Stored data entries
####

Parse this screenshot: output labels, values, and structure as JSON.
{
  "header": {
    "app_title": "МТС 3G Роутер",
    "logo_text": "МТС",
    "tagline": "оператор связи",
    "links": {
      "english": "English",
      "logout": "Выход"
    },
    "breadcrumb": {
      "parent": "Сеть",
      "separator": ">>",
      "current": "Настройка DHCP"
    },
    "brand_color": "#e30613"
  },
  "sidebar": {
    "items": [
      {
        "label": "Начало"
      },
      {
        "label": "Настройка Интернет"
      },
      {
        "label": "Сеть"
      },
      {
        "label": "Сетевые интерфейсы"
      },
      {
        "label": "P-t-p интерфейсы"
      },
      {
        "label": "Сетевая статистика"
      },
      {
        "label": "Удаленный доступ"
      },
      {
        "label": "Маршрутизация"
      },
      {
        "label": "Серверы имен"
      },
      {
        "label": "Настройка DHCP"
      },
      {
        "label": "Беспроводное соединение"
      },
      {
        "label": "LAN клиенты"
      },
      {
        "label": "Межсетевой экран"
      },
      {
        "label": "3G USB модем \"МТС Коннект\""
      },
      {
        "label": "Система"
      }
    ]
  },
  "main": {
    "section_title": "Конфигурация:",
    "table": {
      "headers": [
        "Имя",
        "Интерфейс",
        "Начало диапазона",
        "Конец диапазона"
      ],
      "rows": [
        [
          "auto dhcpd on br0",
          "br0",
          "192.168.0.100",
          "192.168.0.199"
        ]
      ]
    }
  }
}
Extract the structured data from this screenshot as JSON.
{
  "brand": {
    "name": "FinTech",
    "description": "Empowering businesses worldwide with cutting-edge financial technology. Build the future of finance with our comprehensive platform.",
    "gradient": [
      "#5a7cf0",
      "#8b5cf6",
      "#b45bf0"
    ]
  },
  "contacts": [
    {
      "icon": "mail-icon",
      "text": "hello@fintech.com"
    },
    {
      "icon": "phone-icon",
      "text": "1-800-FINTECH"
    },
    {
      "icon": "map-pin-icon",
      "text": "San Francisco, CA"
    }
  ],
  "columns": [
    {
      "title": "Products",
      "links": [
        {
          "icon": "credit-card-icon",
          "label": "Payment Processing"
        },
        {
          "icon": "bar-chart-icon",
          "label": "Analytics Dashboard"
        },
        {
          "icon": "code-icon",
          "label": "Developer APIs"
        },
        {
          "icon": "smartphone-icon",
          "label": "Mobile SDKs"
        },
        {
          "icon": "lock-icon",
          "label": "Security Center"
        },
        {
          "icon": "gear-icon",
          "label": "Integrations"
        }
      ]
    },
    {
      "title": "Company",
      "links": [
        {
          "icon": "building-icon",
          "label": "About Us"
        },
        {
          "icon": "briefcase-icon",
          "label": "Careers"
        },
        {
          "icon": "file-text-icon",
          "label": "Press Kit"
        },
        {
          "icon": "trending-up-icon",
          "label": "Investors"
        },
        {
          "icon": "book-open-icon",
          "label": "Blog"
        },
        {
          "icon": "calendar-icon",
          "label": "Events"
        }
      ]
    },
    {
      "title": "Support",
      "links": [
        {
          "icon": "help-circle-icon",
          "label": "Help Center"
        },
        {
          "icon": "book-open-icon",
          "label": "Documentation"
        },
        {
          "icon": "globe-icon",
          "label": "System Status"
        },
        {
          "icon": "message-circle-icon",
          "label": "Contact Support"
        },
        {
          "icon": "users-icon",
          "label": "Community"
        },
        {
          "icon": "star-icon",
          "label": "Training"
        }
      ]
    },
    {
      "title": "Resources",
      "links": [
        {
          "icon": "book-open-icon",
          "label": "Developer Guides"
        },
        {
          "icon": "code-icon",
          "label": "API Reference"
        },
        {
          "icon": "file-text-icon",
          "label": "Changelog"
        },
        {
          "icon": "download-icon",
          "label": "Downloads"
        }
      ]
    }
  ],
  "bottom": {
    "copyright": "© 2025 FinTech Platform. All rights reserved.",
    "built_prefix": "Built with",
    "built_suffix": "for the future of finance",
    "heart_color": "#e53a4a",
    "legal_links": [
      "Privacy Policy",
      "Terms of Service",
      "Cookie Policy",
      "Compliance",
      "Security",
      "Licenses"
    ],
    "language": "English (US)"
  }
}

####

WRITTEN PROBLEM
How many of the lines above include the string "this"? Answer with the number only.

WRITTEN RESPONSE
2